DIRECTION: Look through the lines below and extract each one that contains "GatorCust".
── EXERCISE MATERIALS ──
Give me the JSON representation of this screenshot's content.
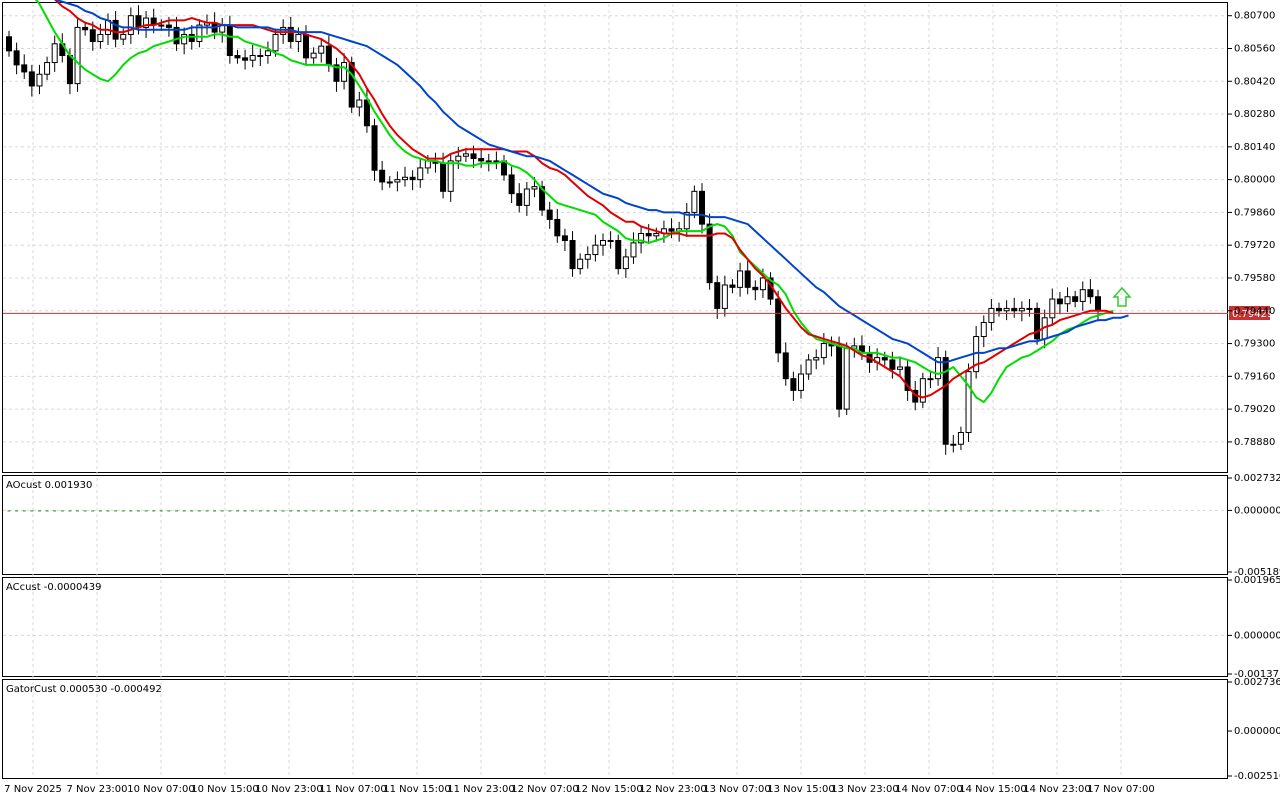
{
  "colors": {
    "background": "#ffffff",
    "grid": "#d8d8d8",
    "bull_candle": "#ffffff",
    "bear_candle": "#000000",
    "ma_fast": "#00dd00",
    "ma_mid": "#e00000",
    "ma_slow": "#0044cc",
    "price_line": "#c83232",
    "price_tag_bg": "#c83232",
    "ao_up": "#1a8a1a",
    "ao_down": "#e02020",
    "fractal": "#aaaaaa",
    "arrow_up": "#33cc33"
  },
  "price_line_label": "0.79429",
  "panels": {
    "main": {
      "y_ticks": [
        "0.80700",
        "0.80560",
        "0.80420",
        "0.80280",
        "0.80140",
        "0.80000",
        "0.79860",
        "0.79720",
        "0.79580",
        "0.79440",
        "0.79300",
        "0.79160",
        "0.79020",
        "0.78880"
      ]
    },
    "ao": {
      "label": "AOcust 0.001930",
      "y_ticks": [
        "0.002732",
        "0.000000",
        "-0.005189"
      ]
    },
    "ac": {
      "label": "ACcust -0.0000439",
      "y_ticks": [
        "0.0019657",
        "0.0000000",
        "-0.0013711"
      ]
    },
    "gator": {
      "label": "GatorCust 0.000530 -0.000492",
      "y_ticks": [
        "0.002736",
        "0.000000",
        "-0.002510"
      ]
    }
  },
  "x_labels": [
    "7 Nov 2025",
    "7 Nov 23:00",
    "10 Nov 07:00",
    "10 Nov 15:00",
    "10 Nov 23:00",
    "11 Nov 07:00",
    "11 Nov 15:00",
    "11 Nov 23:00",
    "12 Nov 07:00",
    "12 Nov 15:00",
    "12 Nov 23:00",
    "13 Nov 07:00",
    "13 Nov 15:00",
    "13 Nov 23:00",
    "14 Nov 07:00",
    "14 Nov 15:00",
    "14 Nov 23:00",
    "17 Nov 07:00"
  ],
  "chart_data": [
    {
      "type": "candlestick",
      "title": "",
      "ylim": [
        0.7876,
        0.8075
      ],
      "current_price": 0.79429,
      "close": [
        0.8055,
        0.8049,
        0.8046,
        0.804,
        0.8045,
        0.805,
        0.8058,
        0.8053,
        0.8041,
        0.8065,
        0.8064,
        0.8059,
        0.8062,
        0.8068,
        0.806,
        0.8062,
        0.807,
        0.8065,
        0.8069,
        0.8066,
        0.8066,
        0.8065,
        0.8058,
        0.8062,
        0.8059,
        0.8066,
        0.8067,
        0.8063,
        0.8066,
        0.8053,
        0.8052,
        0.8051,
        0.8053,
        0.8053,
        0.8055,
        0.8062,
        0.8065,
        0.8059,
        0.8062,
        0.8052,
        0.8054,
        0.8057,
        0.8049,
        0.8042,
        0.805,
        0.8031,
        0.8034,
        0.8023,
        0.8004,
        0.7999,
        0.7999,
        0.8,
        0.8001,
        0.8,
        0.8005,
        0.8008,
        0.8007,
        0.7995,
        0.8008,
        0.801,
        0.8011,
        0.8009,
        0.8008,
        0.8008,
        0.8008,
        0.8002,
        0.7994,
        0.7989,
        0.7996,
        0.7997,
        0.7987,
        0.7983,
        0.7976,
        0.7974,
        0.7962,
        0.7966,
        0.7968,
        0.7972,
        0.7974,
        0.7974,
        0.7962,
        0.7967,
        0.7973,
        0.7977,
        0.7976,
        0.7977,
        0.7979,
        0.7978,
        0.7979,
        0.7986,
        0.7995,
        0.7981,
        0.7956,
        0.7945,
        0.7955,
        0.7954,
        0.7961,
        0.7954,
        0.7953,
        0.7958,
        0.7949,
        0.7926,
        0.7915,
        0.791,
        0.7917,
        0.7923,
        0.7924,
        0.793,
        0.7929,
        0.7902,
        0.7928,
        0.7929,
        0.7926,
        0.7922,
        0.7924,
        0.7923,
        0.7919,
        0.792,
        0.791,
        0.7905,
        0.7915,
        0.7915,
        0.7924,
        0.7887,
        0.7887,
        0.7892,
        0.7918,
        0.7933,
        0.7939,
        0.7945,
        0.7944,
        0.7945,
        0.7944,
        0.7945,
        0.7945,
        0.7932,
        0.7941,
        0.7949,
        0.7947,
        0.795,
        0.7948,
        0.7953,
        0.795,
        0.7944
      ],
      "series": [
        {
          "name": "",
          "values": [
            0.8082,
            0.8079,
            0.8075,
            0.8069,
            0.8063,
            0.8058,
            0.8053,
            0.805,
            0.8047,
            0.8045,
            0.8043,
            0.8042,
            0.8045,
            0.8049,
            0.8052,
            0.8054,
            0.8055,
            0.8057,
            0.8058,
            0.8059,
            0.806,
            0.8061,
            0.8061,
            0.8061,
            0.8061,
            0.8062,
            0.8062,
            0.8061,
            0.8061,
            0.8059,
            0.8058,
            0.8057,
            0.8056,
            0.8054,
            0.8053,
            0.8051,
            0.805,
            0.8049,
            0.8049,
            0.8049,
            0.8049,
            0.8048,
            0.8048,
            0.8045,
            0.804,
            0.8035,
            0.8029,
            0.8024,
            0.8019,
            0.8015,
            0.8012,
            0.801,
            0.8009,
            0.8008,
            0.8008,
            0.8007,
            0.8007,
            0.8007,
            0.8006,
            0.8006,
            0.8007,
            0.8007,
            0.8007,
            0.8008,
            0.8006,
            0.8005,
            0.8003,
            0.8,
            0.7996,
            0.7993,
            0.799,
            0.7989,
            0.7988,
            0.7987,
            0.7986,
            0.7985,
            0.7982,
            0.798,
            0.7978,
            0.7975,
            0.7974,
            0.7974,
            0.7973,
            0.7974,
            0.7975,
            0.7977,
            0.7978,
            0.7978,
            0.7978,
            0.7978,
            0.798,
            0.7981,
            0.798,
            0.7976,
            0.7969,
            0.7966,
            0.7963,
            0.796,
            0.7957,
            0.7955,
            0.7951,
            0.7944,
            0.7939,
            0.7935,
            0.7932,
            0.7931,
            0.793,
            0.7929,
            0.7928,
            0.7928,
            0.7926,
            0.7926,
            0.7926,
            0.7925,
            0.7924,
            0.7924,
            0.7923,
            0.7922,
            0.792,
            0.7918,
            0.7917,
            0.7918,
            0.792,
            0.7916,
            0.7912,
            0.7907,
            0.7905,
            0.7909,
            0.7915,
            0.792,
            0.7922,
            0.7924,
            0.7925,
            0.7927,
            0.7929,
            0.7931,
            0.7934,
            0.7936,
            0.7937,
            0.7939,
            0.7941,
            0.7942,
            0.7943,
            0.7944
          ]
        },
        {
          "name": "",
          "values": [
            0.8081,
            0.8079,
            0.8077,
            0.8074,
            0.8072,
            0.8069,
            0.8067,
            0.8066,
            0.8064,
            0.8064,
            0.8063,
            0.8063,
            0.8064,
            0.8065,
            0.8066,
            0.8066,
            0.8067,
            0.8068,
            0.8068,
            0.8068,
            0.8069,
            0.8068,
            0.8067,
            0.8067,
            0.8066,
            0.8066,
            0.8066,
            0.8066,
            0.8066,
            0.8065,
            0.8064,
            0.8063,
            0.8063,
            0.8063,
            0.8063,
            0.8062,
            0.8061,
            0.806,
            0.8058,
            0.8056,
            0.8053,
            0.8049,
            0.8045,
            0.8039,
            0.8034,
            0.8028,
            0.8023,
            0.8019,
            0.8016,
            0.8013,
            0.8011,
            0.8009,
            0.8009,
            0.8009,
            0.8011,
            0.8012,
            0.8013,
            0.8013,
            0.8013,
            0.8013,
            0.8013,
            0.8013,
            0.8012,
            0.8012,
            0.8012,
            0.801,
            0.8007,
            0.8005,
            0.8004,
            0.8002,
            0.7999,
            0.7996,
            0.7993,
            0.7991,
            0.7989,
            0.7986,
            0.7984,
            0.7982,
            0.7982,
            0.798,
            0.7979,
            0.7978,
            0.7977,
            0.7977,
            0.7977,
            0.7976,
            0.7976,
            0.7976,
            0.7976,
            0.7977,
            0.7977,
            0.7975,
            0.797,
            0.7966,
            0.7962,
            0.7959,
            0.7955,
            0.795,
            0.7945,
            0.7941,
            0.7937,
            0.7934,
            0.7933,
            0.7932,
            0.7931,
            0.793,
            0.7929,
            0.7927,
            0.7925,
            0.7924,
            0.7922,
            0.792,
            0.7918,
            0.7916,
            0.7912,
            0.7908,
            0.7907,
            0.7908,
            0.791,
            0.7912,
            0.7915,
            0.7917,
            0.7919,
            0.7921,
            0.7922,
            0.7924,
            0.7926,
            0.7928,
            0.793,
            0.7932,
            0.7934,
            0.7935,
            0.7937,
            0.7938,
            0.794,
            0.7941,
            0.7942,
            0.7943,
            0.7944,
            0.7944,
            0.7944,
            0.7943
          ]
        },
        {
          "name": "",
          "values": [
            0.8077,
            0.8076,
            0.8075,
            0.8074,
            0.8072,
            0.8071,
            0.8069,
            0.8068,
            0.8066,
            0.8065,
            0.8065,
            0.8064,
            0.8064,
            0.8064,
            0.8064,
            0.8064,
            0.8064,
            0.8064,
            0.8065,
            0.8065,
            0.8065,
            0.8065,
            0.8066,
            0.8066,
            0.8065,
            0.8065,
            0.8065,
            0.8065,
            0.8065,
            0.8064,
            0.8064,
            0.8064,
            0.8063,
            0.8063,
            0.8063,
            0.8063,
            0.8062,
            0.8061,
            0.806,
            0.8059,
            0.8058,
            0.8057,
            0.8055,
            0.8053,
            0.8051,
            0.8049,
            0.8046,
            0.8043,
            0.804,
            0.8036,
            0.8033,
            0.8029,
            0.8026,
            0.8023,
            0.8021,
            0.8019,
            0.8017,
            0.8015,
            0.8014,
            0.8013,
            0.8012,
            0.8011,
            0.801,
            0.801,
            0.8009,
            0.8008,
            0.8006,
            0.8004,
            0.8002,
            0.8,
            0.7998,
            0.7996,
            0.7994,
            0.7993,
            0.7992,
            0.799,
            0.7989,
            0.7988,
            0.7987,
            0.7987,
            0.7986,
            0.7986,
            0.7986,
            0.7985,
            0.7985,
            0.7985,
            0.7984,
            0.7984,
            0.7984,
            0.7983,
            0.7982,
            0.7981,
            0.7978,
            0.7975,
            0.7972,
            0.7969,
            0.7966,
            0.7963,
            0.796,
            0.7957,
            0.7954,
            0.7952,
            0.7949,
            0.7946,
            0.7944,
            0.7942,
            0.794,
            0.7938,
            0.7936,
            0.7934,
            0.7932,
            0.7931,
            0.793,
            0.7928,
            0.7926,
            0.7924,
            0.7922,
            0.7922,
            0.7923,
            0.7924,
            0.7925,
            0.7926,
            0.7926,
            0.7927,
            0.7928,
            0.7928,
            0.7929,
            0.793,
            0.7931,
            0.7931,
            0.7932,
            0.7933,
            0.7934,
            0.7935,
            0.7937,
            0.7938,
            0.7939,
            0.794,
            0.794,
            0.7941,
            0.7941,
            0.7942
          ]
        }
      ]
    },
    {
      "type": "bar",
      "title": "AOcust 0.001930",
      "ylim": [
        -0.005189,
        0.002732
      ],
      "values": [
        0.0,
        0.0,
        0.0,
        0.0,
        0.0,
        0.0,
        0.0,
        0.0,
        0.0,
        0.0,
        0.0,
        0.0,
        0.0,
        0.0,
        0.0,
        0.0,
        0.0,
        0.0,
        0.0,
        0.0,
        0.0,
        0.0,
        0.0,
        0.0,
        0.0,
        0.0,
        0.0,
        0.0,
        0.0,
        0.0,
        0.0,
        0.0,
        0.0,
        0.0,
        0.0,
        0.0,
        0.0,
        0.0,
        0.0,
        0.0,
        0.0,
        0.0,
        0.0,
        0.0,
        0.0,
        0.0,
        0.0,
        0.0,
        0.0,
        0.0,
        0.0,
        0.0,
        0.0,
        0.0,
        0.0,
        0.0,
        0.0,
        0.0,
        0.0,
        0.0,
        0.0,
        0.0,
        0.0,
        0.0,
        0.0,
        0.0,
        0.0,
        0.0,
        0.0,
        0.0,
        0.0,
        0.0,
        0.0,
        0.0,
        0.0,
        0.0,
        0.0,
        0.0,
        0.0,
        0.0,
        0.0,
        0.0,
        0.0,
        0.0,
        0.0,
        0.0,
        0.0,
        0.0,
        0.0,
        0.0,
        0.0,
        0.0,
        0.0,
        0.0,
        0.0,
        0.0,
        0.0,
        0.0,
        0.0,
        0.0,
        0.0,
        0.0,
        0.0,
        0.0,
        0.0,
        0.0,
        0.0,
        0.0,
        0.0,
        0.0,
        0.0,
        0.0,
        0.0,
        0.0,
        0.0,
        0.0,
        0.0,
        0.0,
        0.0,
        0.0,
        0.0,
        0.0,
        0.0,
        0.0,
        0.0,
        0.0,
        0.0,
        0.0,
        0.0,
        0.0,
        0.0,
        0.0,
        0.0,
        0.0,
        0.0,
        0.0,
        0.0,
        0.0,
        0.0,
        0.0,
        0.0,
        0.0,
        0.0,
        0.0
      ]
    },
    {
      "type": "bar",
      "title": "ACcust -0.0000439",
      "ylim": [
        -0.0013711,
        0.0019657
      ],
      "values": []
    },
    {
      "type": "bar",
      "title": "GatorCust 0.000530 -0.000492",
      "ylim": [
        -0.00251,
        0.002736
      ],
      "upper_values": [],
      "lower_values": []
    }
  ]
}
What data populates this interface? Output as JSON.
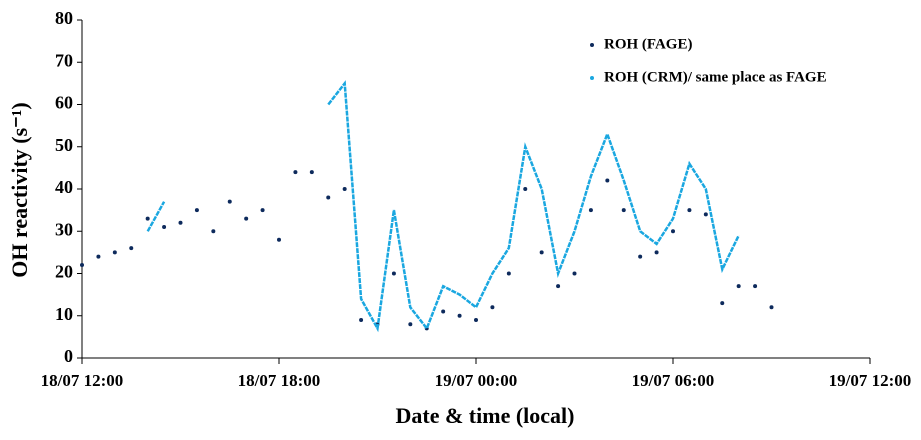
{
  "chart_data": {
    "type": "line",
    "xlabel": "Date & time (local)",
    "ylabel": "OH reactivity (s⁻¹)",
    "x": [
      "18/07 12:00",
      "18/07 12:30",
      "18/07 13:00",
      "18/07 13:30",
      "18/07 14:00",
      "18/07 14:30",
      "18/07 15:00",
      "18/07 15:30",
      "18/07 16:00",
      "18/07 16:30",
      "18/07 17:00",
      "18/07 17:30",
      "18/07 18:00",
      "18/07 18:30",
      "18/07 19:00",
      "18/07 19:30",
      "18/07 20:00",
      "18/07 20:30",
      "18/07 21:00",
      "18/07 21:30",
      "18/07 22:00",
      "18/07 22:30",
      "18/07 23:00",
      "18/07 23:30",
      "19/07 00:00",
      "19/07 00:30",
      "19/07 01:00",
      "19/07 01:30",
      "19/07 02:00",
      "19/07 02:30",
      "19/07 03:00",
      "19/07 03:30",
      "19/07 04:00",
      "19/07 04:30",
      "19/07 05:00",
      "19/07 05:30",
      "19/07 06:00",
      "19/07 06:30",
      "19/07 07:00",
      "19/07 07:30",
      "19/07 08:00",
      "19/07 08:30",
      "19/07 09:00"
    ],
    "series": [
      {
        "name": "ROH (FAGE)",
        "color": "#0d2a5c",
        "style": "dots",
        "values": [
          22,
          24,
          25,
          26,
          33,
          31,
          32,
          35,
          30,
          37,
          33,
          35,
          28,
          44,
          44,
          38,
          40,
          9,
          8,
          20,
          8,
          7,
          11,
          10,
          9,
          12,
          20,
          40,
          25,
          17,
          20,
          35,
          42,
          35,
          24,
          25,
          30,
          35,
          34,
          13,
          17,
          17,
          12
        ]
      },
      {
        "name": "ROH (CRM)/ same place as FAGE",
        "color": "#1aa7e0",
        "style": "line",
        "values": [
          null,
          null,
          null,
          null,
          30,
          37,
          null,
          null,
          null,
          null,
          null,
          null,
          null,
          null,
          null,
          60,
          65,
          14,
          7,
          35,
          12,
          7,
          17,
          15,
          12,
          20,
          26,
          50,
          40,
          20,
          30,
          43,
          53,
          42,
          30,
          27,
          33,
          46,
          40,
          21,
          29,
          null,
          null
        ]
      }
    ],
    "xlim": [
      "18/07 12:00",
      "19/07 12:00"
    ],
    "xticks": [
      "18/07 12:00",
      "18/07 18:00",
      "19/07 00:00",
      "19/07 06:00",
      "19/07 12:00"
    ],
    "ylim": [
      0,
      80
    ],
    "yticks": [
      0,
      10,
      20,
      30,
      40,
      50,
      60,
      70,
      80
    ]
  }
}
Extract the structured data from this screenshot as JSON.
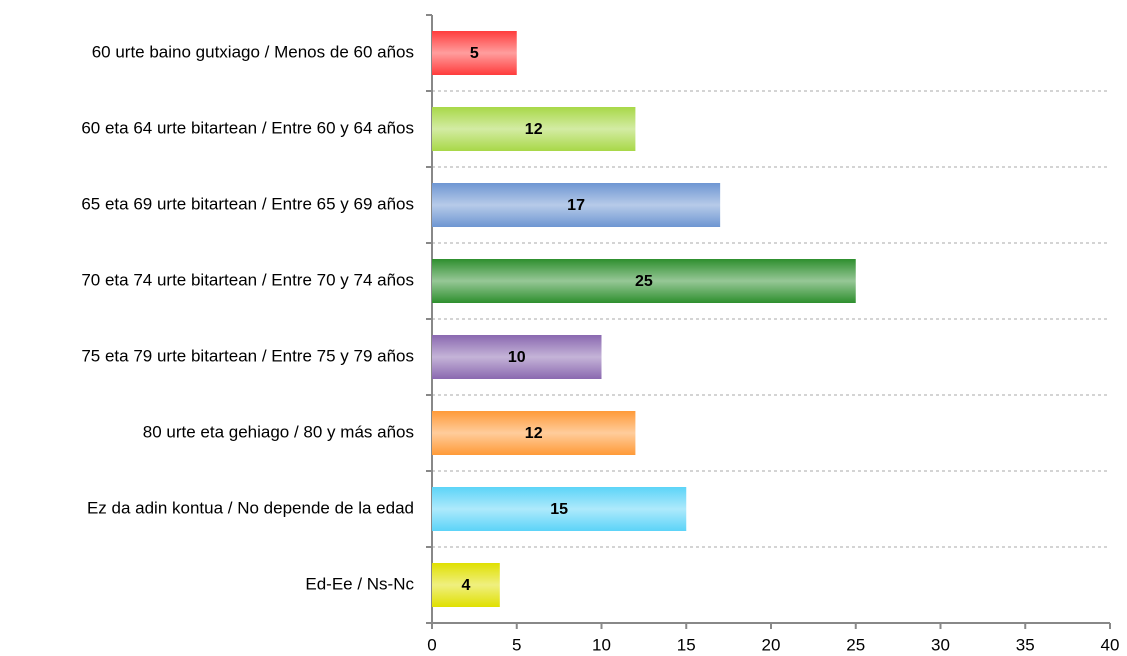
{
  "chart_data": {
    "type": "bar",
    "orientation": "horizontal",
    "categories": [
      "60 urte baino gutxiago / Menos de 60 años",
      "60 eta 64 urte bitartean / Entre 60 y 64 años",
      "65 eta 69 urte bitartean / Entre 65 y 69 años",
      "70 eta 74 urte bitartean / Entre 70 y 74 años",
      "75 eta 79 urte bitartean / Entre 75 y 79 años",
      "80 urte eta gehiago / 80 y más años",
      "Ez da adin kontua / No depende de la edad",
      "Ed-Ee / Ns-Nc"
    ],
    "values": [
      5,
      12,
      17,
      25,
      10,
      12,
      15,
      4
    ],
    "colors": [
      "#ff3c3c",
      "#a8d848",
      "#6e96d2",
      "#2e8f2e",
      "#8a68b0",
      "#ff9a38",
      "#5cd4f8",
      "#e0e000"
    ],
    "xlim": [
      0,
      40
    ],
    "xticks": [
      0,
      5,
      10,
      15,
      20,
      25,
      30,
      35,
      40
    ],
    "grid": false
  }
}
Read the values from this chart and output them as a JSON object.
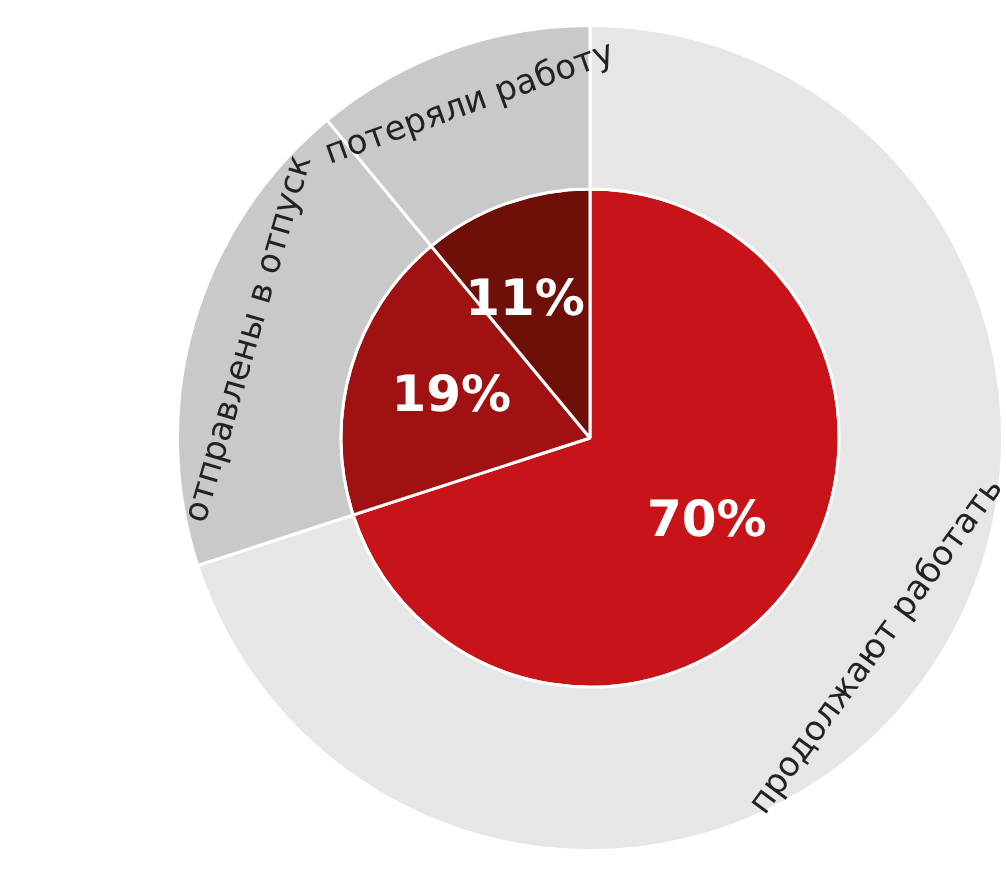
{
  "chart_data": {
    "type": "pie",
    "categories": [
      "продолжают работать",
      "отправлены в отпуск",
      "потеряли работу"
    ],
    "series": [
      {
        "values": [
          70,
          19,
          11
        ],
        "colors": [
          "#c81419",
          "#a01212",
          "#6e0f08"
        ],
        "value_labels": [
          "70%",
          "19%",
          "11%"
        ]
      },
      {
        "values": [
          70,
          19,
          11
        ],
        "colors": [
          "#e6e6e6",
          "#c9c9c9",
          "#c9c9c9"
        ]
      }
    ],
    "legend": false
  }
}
───
WORKED SOLUTION:
      "label": "GatorCust 0.000530 -0.000492",
      "title": "GatorCust 0.000530 -0.000492",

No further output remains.